Reproduce every entry in the listing without alteration.

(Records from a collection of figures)
+--

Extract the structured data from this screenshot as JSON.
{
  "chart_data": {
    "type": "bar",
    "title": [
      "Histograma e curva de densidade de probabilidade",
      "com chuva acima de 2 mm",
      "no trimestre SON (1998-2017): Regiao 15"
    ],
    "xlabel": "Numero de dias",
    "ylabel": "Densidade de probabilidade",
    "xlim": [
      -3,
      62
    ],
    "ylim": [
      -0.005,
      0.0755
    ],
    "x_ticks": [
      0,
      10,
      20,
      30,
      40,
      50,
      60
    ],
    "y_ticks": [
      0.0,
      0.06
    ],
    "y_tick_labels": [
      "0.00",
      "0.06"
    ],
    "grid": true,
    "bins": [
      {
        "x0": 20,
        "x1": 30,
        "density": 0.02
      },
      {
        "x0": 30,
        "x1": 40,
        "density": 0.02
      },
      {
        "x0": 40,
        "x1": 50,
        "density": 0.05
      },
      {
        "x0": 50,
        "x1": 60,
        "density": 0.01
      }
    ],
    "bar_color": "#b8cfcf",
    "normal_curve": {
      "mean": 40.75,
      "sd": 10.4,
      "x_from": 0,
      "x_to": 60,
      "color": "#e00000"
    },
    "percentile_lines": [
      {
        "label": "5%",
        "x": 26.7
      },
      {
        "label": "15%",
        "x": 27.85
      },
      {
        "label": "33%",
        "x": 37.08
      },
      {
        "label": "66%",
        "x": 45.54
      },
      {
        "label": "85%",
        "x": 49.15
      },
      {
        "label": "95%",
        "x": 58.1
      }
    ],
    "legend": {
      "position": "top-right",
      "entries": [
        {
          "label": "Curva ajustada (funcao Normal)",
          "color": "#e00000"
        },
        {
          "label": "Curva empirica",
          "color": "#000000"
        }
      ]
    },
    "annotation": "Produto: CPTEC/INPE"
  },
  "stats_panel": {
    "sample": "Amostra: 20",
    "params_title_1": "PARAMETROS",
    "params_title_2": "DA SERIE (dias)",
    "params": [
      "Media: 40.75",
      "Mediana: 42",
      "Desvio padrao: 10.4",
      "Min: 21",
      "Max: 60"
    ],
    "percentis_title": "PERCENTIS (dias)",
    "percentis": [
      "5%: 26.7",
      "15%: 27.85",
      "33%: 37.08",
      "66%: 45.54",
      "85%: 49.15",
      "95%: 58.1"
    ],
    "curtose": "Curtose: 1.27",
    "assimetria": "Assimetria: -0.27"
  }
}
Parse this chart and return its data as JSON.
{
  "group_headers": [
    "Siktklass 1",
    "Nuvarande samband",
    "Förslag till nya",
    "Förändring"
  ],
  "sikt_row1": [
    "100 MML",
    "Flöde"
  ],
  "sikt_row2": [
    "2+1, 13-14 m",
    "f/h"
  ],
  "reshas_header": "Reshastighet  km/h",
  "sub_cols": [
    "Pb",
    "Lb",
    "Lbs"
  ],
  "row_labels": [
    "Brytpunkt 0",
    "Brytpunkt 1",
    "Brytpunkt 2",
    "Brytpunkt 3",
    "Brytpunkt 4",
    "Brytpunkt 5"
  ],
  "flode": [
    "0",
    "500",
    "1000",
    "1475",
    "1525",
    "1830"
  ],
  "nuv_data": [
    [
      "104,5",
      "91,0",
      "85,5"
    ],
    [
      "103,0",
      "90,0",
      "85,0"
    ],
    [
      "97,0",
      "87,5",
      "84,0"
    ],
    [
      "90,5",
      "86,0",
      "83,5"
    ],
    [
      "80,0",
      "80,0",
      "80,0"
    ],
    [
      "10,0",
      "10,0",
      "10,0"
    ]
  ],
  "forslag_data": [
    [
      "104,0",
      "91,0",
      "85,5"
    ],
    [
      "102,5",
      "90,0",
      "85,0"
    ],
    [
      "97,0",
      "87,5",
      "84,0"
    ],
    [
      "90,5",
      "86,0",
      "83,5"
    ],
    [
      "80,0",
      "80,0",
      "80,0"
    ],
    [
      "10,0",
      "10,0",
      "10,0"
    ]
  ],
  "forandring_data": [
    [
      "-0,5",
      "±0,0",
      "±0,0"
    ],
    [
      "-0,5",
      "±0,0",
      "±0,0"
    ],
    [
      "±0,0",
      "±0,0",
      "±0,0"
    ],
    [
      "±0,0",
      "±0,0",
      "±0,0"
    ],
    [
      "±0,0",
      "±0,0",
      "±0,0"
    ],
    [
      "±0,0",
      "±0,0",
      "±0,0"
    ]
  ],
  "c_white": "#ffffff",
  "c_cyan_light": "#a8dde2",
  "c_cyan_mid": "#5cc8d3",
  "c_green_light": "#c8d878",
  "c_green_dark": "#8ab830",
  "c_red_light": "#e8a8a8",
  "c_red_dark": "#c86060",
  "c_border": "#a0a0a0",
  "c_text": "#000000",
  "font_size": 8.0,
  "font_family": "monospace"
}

+--

Expected output
Extract the structured data from this screenshot as JSON.
{
  "chart_data": {
    "type": "bar",
    "title": [
      "Histograma e curva de densidade de probabilidade",
      "com chuva acima de 2 mm",
      "no trimestre SON (1998-2017): Regiao 15"
    ],
    "xlabel": "Numero de dias",
    "ylabel": "Densidade de probabilidade",
    "xlim": [
      -3,
      62
    ],
    "ylim": [
      -0.005,
      0.0755
    ],
    "x_ticks": [
      0,
      10,
      20,
      30,
      40,
      50,
      60
    ],
    "y_ticks": [
      0.0,
      0.06
    ],
    "y_tick_labels": [
      "0.00",
      "0.06"
    ],
    "grid": true,
    "bins": [
      {
        "x0": 20,
        "x1": 30,
        "density": 0.02
      },
      {
        "x0": 30,
        "x1": 40,
        "density": 0.02
      },
      {
        "x0": 40,
        "x1": 50,
        "density": 0.05
      },
      {
        "x0": 50,
        "x1": 60,
        "density": 0.01
      }
    ],
    "bar_color": "#b8cfcf",
    "normal_curve": {
      "mean": 40.75,
      "sd": 10.4,
      "x_from": 0,
      "x_to": 60,
      "color": "#e00000"
    },
    "percentile_lines": [
      {
        "label": "5%",
        "x": 26.7
      },
      {
        "label": "15%",
        "x": 27.85
      },
      {
        "label": "33%",
        "x": 37.08
      },
      {
        "label": "66%",
        "x": 45.54
      },
      {
        "label": "85%",
        "x": 49.15
      },
      {
        "label": "95%",
        "x": 58.1
      }
    ],
    "legend": {
      "position": "top-right",
      "entries": [
        {
          "label": "Curva ajustada (funcao Normal)",
          "color": "#e00000"
        },
        {
          "label": "Curva empirica",
          "color": "#000000"
        }
      ]
    },
    "annotation": "Produto: CPTEC/INPE"
  },
  "stats_panel": {
    "sample": "Amostra: 20",
    "params_title_1": "PARAMETROS",
    "params_title_2": "DA SERIE (dias)",
    "params": [
      "Media: 40.75",
      "Mediana: 42",
      "Desvio padrao: 10.4",
      "Min: 21",
      "Max: 60"
    ],
    "percentis_title": "PERCENTIS (dias)",
    "percentis": [
      "5%: 26.7",
      "15%: 27.85",
      "33%: 37.08",
      "66%: 45.54",
      "85%: 49.15",
      "95%: 58.1"
    ],
    "curtose": "Curtose: 1.27",
    "assimetria": "Assimetria: -0.27"
  }
}
Parse this chart and return its data as JSON.
{
  "group_headers": [
    "Siktklass 1",
    "Nuvarande samband",
    "Förslag till nya",
    "Förändring"
  ],
  "sikt_row1": [
    "100 MML",
    "Flöde"
  ],
  "sikt_row2": [
    "2+1, 13-14 m",
    "f/h"
  ],
  "reshas_header": "Reshastighet  km/h",
  "sub_cols": [
    "Pb",
    "Lb",
    "Lbs"
  ],
  "row_labels": [
    "Brytpunkt 0",
    "Brytpunkt 1",
    "Brytpunkt 2",
    "Brytpunkt 3",
    "Brytpunkt 4",
    "Brytpunkt 5"
  ],
  "flode": [
    "0",
    "500",
    "1000",
    "1475",
    "1525",
    "1830"
  ],
  "nuv_data": [
    [
      "104,5",
      "91,0",
      "85,5"
    ],
    [
      "103,0",
      "90,0",
      "85,0"
    ],
    [
      "97,0",
      "87,5",
      "84,0"
    ],
    [
      "90,5",
      "86,0",
      "83,5"
    ],
    [
      "80,0",
      "80,0",
      "80,0"
    ],
    [
      "10,0",
      "10,0",
      "10,0"
    ]
  ],
  "forslag_data": [
    [
      "104,0",
      "91,0",
      "85,5"
    ],
    [
      "102,5",
      "90,0",
      "85,0"
    ],
    [
      "97,0",
      "87,5",
      "84,0"
    ],
    [
      "90,5",
      "86,0",
      "83,5"
    ],
    [
      "80,0",
      "80,0",
      "80,0"
    ],
    [
      "10,0",
      "10,0",
      "10,0"
    ]
  ],
  "forandring_data": [
    [
      "-0,5",
      "±0,0",
      "±0,0"
    ],
    [
      "-0,5",
      "±0,0",
      "±0,0"
    ],
    [
      "±0,0",
      "±0,0",
      "±0,0"
    ],
    [
      "±0,0",
      "±0,0",
      "±0,0"
    ],
    [
      "±0,0",
      "±0,0",
      "±0,0"
    ],
    [
      "±0,0",
      "±0,0",
      "±0,0"
    ]
  ],
  "c_white": "#ffffff",
  "c_cyan_light": "#a8dde2",
  "c_cyan_mid": "#5cc8d3",
  "c_green_light": "#c8d878",
  "c_green_dark": "#8ab830",
  "c_red_light": "#e8a8a8",
  "c_red_dark": "#c86060",
  "c_border": "#a0a0a0",
  "c_text": "#000000",
  "font_size": 8.0,
  "font_family": "monospace"
}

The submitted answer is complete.